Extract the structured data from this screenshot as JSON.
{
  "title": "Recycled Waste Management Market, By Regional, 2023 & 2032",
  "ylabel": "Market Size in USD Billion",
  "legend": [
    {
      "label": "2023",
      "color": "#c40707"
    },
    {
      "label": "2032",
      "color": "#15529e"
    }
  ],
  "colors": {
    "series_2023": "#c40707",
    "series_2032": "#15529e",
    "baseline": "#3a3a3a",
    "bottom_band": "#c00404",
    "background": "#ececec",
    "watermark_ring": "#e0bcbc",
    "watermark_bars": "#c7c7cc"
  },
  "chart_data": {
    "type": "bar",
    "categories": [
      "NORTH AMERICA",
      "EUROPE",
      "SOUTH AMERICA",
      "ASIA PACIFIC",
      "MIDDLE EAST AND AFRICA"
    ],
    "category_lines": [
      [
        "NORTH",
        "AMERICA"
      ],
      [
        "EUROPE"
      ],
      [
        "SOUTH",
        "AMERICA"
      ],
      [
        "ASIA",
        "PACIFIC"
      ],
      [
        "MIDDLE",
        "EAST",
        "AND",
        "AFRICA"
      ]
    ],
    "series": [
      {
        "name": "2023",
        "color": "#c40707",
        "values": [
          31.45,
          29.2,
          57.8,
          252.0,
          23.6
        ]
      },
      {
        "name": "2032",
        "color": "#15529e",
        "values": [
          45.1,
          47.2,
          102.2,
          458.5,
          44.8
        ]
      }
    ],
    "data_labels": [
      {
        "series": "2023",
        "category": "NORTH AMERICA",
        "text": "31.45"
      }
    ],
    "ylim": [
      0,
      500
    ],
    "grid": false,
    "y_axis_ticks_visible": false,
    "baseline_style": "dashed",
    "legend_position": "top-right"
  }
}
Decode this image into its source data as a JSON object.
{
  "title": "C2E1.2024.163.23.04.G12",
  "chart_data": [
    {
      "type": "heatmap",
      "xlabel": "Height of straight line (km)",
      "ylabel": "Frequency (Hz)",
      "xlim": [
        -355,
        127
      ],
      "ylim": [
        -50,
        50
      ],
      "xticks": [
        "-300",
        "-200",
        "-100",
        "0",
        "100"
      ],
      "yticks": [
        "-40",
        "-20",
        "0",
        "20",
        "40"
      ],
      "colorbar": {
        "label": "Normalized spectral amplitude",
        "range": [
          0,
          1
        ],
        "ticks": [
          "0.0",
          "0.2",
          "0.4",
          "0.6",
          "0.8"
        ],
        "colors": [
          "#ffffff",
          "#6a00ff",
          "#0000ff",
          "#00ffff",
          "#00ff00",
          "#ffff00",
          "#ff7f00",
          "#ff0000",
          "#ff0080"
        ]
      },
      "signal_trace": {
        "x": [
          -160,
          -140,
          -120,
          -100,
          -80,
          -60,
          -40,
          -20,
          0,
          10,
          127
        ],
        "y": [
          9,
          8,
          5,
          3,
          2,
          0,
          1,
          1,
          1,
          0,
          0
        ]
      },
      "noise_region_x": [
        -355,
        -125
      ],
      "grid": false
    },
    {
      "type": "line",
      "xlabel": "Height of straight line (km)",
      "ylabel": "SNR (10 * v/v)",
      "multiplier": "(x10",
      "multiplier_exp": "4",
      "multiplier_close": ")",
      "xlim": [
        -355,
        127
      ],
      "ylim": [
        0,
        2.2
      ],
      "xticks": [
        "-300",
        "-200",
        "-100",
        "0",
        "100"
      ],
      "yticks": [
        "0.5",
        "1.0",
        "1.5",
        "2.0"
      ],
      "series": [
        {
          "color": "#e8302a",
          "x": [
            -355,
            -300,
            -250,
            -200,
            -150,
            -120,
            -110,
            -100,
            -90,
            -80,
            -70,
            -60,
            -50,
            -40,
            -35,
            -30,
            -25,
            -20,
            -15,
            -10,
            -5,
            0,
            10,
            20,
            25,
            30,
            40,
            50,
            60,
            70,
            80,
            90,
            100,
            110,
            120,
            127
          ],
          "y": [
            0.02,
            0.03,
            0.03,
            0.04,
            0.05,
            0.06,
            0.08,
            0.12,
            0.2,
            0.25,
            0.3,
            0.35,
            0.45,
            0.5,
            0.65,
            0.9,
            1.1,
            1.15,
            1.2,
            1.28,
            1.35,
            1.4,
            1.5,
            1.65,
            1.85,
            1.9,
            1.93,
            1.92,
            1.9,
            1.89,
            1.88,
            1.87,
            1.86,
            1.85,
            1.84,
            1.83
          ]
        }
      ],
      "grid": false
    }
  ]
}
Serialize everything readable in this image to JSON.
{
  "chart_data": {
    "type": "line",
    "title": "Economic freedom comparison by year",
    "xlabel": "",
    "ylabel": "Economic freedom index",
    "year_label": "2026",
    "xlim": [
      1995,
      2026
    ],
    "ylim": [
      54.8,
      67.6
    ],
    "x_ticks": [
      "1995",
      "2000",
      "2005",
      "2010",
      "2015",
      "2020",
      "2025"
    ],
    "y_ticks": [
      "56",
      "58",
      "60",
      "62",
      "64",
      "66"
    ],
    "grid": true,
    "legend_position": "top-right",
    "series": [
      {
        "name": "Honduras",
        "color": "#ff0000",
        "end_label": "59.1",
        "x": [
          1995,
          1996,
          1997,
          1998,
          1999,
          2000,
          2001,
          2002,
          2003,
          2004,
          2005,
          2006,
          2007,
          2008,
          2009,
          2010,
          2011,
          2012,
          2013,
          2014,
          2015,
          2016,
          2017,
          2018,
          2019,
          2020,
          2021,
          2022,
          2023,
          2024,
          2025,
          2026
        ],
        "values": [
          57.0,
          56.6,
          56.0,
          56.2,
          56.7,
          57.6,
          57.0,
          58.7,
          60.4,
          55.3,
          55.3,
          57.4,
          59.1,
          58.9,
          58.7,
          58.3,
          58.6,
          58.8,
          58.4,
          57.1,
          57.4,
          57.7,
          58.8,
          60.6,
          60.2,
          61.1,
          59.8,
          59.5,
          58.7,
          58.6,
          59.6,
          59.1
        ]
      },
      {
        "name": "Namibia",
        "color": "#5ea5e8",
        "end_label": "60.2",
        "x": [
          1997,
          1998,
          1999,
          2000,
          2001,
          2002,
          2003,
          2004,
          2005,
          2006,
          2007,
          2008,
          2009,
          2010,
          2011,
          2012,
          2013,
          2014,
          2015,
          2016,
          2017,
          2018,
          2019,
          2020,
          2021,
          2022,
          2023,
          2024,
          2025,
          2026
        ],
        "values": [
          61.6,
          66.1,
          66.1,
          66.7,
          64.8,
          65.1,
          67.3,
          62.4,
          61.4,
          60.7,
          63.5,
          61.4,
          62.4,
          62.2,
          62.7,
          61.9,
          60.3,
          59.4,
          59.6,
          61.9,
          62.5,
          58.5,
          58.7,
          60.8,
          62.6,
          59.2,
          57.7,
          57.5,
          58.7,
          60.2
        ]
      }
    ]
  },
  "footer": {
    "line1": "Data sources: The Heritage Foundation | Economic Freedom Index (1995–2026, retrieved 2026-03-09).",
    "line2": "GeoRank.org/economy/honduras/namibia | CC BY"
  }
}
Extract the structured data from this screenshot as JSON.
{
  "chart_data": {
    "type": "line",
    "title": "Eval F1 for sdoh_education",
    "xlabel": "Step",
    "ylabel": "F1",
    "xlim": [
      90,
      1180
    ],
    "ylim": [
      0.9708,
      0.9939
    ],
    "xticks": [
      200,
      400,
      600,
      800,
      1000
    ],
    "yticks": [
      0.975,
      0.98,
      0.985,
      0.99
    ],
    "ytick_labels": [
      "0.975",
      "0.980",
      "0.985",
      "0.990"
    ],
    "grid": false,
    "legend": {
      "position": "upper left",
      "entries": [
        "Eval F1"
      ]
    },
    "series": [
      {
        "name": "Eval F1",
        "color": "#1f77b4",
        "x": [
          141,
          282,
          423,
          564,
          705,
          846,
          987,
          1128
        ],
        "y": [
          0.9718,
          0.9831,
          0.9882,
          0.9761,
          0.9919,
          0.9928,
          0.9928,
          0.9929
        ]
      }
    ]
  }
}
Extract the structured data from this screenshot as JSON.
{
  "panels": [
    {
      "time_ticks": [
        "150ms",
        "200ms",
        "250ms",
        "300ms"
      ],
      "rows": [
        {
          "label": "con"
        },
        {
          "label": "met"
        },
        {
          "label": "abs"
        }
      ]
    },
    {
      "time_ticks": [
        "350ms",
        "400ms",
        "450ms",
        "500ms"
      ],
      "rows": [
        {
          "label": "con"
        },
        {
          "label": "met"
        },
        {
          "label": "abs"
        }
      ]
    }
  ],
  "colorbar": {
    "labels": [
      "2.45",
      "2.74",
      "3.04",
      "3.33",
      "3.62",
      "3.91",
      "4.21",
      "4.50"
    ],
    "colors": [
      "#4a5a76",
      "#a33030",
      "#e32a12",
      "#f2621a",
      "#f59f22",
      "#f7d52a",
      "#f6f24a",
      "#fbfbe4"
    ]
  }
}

------

# Exercise aim:
Locate the word "NORTH" in the entries, and copy every line where it is found.

# Solution to the problem:
      "NORTH AMERICA",
        "NORTH",
        "category": "NORTH AMERICA",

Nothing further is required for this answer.